[Stored data]
+++
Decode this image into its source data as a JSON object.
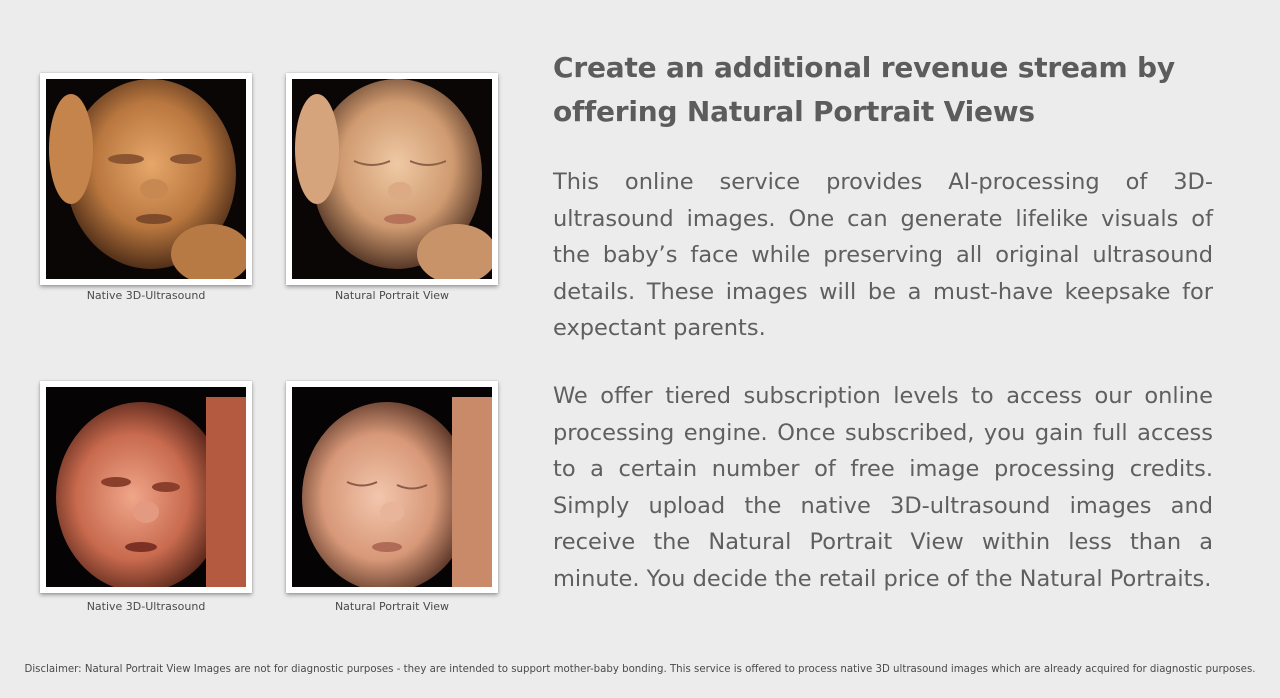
{
  "headline": "Create an additional revenue stream by offering Natural Portrait Views",
  "paragraphs": {
    "p1": "This online service provides AI-processing of 3D-ultrasound images. One can generate lifelike visuals of the baby’s face while preserving all original ultrasound details. These images will be a must-have keepsake for expectant parents.",
    "p2": "We offer tiered subscription levels to access our online processing engine. Once subscribed, you gain full access to a certain number of free image processing credits. Simply upload the native 3D-ultrasound images and receive the Natural Portrait View within less than a minute. You decide the retail price of the Natural Portraits."
  },
  "images": [
    {
      "caption": "Native 3D-Ultrasound"
    },
    {
      "caption": "Natural Portrait View"
    },
    {
      "caption": "Native 3D-Ultrasound"
    },
    {
      "caption": "Natural Portrait View"
    }
  ],
  "disclaimer": "Disclaimer: Natural Portrait View Images are not for diagnostic purposes - they are intended to support mother-baby bonding. This service is offered to process native 3D ultrasound images which are already acquired for diagnostic purposes.",
  "colors": {
    "background": "#ececed",
    "text": "#5c5c5c",
    "ultrasound_tone": "#c98a52",
    "portrait_tone": "#d8a47e"
  }
}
+++
Reproduce every line above as written, skipping pictures.

**Exercise response**
Decode this image into its source data as a JSON object.
{
  "headline": "Create an additional revenue stream by offering Natural Portrait Views",
  "paragraphs": {
    "p1": "This online service provides AI-processing of 3D-ultrasound images. One can generate lifelike visuals of the baby’s face while preserving all original ultrasound details. These images will be a must-have keepsake for expectant parents.",
    "p2": "We offer tiered subscription levels to access our online processing engine. Once subscribed, you gain full access to a certain number of free image processing credits. Simply upload the native 3D-ultrasound images and receive the Natural Portrait View within less than a minute. You decide the retail price of the Natural Portraits."
  },
  "images": [
    {
      "caption": "Native 3D-Ultrasound"
    },
    {
      "caption": "Natural Portrait View"
    },
    {
      "caption": "Native 3D-Ultrasound"
    },
    {
      "caption": "Natural Portrait View"
    }
  ],
  "disclaimer": "Disclaimer: Natural Portrait View Images are not for diagnostic purposes - they are intended to support mother-baby bonding. This service is offered to process native 3D ultrasound images which are already acquired for diagnostic purposes.",
  "colors": {
    "background": "#ececed",
    "text": "#5c5c5c",
    "ultrasound_tone": "#c98a52",
    "portrait_tone": "#d8a47e"
  }
}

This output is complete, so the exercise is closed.